> [EXERCISE INSTRUCTIONS] All of the data needs to be repeated exactly.
- - -
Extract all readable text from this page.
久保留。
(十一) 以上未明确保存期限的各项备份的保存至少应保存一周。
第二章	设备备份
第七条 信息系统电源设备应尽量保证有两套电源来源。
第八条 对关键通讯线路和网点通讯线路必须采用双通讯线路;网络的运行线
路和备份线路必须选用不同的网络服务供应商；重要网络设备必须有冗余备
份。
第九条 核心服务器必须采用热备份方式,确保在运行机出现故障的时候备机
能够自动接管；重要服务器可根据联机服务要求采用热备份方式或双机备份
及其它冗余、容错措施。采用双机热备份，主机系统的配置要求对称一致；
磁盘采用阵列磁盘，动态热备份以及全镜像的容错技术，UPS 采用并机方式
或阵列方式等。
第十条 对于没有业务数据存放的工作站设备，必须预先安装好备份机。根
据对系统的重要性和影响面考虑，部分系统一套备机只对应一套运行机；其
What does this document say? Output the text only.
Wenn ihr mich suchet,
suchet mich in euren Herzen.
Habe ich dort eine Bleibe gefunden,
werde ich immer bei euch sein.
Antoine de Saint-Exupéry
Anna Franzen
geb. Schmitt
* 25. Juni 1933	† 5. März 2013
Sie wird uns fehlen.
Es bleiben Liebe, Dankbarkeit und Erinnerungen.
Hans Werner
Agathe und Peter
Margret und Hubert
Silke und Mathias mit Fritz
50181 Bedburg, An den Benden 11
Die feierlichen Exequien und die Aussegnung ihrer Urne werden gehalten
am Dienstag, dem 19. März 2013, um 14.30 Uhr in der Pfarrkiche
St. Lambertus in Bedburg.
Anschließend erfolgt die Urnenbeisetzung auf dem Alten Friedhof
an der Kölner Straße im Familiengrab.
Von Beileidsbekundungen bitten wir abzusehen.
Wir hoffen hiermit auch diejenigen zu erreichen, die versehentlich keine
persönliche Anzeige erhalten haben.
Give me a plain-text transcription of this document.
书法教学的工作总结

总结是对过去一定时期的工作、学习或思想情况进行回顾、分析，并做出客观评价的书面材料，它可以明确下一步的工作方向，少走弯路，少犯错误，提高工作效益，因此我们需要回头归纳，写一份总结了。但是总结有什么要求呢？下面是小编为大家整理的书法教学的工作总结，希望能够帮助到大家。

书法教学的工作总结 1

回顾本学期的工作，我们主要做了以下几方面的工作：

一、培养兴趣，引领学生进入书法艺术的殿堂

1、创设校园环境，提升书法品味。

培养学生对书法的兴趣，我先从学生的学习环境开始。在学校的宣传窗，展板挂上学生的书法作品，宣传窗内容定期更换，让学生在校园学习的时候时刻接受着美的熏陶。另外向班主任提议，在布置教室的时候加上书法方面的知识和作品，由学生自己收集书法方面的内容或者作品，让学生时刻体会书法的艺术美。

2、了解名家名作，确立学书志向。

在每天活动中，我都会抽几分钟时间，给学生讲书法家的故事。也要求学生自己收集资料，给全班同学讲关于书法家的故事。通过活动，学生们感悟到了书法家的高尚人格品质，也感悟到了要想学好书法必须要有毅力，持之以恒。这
- - -
> [RESPONSE TO THIS EXERCISE]
Extract all readable text from this page.
久保留。
(十一) 以上未明确保存期限的各项备份的保存至少应保存一周。
第二章	设备备份
第七条 信息系统电源设备应尽量保证有两套电源来源。
第八条 对关键通讯线路和网点通讯线路必须采用双通讯线路;网络的运行线
路和备份线路必须选用不同的网络服务供应商；重要网络设备必须有冗余备
份。
第九条 核心服务器必须采用热备份方式,确保在运行机出现故障的时候备机
能够自动接管；重要服务器可根据联机服务要求采用热备份方式或双机备份
及其它冗余、容错措施。采用双机热备份，主机系统的配置要求对称一致；
磁盘采用阵列磁盘，动态热备份以及全镜像的容错技术，UPS 采用并机方式
或阵列方式等。
第十条 对于没有业务数据存放的工作站设备，必须预先安装好备份机。根
据对系统的重要性和影响面考虑，部分系统一套备机只对应一套运行机；其
What does this document say? Output the text only.
Wenn ihr mich suchet,
suchet mich in euren Herzen.
Habe ich dort eine Bleibe gefunden,
werde ich immer bei euch sein.
Antoine de Saint-Exupéry
Anna Franzen
geb. Schmitt
* 25. Juni 1933	† 5. März 2013
Sie wird uns fehlen.
Es bleiben Liebe, Dankbarkeit und Erinnerungen.
Hans Werner
Agathe und Peter
Margret und Hubert
Silke und Mathias mit Fritz
50181 Bedburg, An den Benden 11
Die feierlichen Exequien und die Aussegnung ihrer Urne werden gehalten
am Dienstag, dem 19. März 2013, um 14.30 Uhr in der Pfarrkiche
St. Lambertus in Bedburg.
Anschließend erfolgt die Urnenbeisetzung auf dem Alten Friedhof
an der Kölner Straße im Familiengrab.
Von Beileidsbekundungen bitten wir abzusehen.
Wir hoffen hiermit auch diejenigen zu erreichen, die versehentlich keine
persönliche Anzeige erhalten haben.
Give me a plain-text transcription of this document.
书法教学的工作总结

总结是对过去一定时期的工作、学习或思想情况进行回顾、分析，并做出客观评价的书面材料，它可以明确下一步的工作方向，少走弯路，少犯错误，提高工作效益，因此我们需要回头归纳，写一份总结了。但是总结有什么要求呢？下面是小编为大家整理的书法教学的工作总结，希望能够帮助到大家。

书法教学的工作总结 1

回顾本学期的工作，我们主要做了以下几方面的工作：

一、培养兴趣，引领学生进入书法艺术的殿堂

1、创设校园环境，提升书法品味。

培养学生对书法的兴趣，我先从学生的学习环境开始。在学校的宣传窗，展板挂上学生的书法作品，宣传窗内容定期更换，让学生在校园学习的时候时刻接受着美的熏陶。另外向班主任提议，在布置教室的时候加上书法方面的知识和作品，由学生自己收集书法方面的内容或者作品，让学生时刻体会书法的艺术美。

2、了解名家名作，确立学书志向。

在每天活动中，我都会抽几分钟时间，给学生讲书法家的故事。也要求学生自己收集资料，给全班同学讲关于书法家的故事。通过活动，学生们感悟到了书法家的高尚人格品质，也感悟到了要想学好书法必须要有毅力，持之以恒。这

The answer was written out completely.